**Direction:** Transcribe every record that appears below, exactly and in full.

**Data supplied:**
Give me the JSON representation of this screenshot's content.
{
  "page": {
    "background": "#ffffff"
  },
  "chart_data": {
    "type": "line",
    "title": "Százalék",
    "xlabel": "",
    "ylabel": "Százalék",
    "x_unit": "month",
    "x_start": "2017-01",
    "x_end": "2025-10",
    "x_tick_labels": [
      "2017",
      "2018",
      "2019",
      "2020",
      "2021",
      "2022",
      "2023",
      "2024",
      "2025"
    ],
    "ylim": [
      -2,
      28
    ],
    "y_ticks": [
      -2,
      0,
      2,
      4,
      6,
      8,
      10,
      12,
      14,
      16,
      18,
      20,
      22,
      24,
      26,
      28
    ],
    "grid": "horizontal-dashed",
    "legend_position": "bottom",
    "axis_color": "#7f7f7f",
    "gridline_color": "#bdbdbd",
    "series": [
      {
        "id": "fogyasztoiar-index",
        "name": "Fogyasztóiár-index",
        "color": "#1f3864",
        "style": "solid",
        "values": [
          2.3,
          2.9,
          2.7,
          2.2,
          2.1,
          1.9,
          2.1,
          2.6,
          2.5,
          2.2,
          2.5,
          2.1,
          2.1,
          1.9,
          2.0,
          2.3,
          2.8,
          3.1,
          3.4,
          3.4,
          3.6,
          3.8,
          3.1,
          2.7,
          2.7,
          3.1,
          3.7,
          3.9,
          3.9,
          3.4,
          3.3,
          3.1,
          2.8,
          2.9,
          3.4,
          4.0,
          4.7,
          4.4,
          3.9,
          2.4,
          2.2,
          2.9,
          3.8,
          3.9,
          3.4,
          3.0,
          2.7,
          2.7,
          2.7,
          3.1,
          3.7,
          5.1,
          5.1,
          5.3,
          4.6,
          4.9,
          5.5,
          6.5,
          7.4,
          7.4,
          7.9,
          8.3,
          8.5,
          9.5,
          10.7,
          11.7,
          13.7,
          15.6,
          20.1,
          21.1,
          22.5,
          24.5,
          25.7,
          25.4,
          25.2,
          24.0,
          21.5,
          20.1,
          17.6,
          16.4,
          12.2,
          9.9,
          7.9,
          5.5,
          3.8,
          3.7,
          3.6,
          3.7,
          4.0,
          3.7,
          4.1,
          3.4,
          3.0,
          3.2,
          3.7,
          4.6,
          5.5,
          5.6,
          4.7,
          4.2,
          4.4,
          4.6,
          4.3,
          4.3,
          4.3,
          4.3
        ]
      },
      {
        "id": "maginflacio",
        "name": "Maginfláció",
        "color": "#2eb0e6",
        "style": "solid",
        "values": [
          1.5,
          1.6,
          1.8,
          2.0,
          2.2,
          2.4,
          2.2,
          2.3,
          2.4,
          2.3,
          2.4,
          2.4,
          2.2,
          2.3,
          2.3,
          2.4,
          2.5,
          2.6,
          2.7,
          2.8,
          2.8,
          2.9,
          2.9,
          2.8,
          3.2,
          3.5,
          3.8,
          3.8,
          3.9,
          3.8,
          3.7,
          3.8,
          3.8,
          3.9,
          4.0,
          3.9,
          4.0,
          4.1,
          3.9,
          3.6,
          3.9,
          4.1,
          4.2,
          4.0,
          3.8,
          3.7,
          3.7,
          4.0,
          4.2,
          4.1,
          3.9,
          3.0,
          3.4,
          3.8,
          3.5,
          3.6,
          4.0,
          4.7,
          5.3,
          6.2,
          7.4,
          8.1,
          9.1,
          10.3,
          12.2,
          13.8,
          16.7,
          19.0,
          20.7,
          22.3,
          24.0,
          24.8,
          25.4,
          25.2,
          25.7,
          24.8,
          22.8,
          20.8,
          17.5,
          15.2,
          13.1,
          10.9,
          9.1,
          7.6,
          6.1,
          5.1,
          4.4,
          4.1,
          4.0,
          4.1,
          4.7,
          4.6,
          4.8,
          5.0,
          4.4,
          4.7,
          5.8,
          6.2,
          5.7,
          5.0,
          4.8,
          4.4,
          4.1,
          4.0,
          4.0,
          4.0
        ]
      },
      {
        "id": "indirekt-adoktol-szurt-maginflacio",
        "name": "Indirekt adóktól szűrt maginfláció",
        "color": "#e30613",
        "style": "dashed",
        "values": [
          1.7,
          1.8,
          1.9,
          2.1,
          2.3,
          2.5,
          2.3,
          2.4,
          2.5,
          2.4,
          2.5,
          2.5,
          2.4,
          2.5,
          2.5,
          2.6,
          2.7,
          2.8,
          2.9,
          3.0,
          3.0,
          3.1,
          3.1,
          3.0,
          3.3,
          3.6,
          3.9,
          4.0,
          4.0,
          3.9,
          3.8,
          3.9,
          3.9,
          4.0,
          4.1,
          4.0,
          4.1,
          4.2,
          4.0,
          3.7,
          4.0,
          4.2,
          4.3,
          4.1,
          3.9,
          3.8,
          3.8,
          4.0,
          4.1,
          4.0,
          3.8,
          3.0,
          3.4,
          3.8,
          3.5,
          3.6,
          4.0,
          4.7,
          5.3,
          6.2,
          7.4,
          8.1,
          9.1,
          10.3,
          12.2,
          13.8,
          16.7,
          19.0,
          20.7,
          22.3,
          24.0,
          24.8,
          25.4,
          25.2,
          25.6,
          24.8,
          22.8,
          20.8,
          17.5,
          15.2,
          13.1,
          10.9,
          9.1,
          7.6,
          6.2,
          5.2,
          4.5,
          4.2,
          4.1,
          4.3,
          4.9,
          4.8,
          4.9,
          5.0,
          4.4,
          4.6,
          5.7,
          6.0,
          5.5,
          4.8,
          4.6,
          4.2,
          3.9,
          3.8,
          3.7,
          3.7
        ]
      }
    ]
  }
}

**Answer in full:**
Give me the JSON representation of this screenshot's content.
{
  "page": {
    "background": "#ffffff"
  },
  "chart_data": {
    "type": "line",
    "title": "Százalék",
    "xlabel": "",
    "ylabel": "Százalék",
    "x_unit": "month",
    "x_start": "2017-01",
    "x_end": "2025-10",
    "x_tick_labels": [
      "2017",
      "2018",
      "2019",
      "2020",
      "2021",
      "2022",
      "2023",
      "2024",
      "2025"
    ],
    "ylim": [
      -2,
      28
    ],
    "y_ticks": [
      -2,
      0,
      2,
      4,
      6,
      8,
      10,
      12,
      14,
      16,
      18,
      20,
      22,
      24,
      26,
      28
    ],
    "grid": "horizontal-dashed",
    "legend_position": "bottom",
    "axis_color": "#7f7f7f",
    "gridline_color": "#bdbdbd",
    "series": [
      {
        "id": "fogyasztoiar-index",
        "name": "Fogyasztóiár-index",
        "color": "#1f3864",
        "style": "solid",
        "values": [
          2.3,
          2.9,
          2.7,
          2.2,
          2.1,
          1.9,
          2.1,
          2.6,
          2.5,
          2.2,
          2.5,
          2.1,
          2.1,
          1.9,
          2.0,
          2.3,
          2.8,
          3.1,
          3.4,
          3.4,
          3.6,
          3.8,
          3.1,
          2.7,
          2.7,
          3.1,
          3.7,
          3.9,
          3.9,
          3.4,
          3.3,
          3.1,
          2.8,
          2.9,
          3.4,
          4.0,
          4.7,
          4.4,
          3.9,
          2.4,
          2.2,
          2.9,
          3.8,
          3.9,
          3.4,
          3.0,
          2.7,
          2.7,
          2.7,
          3.1,
          3.7,
          5.1,
          5.1,
          5.3,
          4.6,
          4.9,
          5.5,
          6.5,
          7.4,
          7.4,
          7.9,
          8.3,
          8.5,
          9.5,
          10.7,
          11.7,
          13.7,
          15.6,
          20.1,
          21.1,
          22.5,
          24.5,
          25.7,
          25.4,
          25.2,
          24.0,
          21.5,
          20.1,
          17.6,
          16.4,
          12.2,
          9.9,
          7.9,
          5.5,
          3.8,
          3.7,
          3.6,
          3.7,
          4.0,
          3.7,
          4.1,
          3.4,
          3.0,
          3.2,
          3.7,
          4.6,
          5.5,
          5.6,
          4.7,
          4.2,
          4.4,
          4.6,
          4.3,
          4.3,
          4.3,
          4.3
        ]
      },
      {
        "id": "maginflacio",
        "name": "Maginfláció",
        "color": "#2eb0e6",
        "style": "solid",
        "values": [
          1.5,
          1.6,
          1.8,
          2.0,
          2.2,
          2.4,
          2.2,
          2.3,
          2.4,
          2.3,
          2.4,
          2.4,
          2.2,
          2.3,
          2.3,
          2.4,
          2.5,
          2.6,
          2.7,
          2.8,
          2.8,
          2.9,
          2.9,
          2.8,
          3.2,
          3.5,
          3.8,
          3.8,
          3.9,
          3.8,
          3.7,
          3.8,
          3.8,
          3.9,
          4.0,
          3.9,
          4.0,
          4.1,
          3.9,
          3.6,
          3.9,
          4.1,
          4.2,
          4.0,
          3.8,
          3.7,
          3.7,
          4.0,
          4.2,
          4.1,
          3.9,
          3.0,
          3.4,
          3.8,
          3.5,
          3.6,
          4.0,
          4.7,
          5.3,
          6.2,
          7.4,
          8.1,
          9.1,
          10.3,
          12.2,
          13.8,
          16.7,
          19.0,
          20.7,
          22.3,
          24.0,
          24.8,
          25.4,
          25.2,
          25.7,
          24.8,
          22.8,
          20.8,
          17.5,
          15.2,
          13.1,
          10.9,
          9.1,
          7.6,
          6.1,
          5.1,
          4.4,
          4.1,
          4.0,
          4.1,
          4.7,
          4.6,
          4.8,
          5.0,
          4.4,
          4.7,
          5.8,
          6.2,
          5.7,
          5.0,
          4.8,
          4.4,
          4.1,
          4.0,
          4.0,
          4.0
        ]
      },
      {
        "id": "indirekt-adoktol-szurt-maginflacio",
        "name": "Indirekt adóktól szűrt maginfláció",
        "color": "#e30613",
        "style": "dashed",
        "values": [
          1.7,
          1.8,
          1.9,
          2.1,
          2.3,
          2.5,
          2.3,
          2.4,
          2.5,
          2.4,
          2.5,
          2.5,
          2.4,
          2.5,
          2.5,
          2.6,
          2.7,
          2.8,
          2.9,
          3.0,
          3.0,
          3.1,
          3.1,
          3.0,
          3.3,
          3.6,
          3.9,
          4.0,
          4.0,
          3.9,
          3.8,
          3.9,
          3.9,
          4.0,
          4.1,
          4.0,
          4.1,
          4.2,
          4.0,
          3.7,
          4.0,
          4.2,
          4.3,
          4.1,
          3.9,
          3.8,
          3.8,
          4.0,
          4.1,
          4.0,
          3.8,
          3.0,
          3.4,
          3.8,
          3.5,
          3.6,
          4.0,
          4.7,
          5.3,
          6.2,
          7.4,
          8.1,
          9.1,
          10.3,
          12.2,
          13.8,
          16.7,
          19.0,
          20.7,
          22.3,
          24.0,
          24.8,
          25.4,
          25.2,
          25.6,
          24.8,
          22.8,
          20.8,
          17.5,
          15.2,
          13.1,
          10.9,
          9.1,
          7.6,
          6.2,
          5.2,
          4.5,
          4.2,
          4.1,
          4.3,
          4.9,
          4.8,
          4.9,
          5.0,
          4.4,
          4.6,
          5.7,
          6.0,
          5.5,
          4.8,
          4.6,
          4.2,
          3.9,
          3.8,
          3.7,
          3.7
        ]
      }
    ]
  }
}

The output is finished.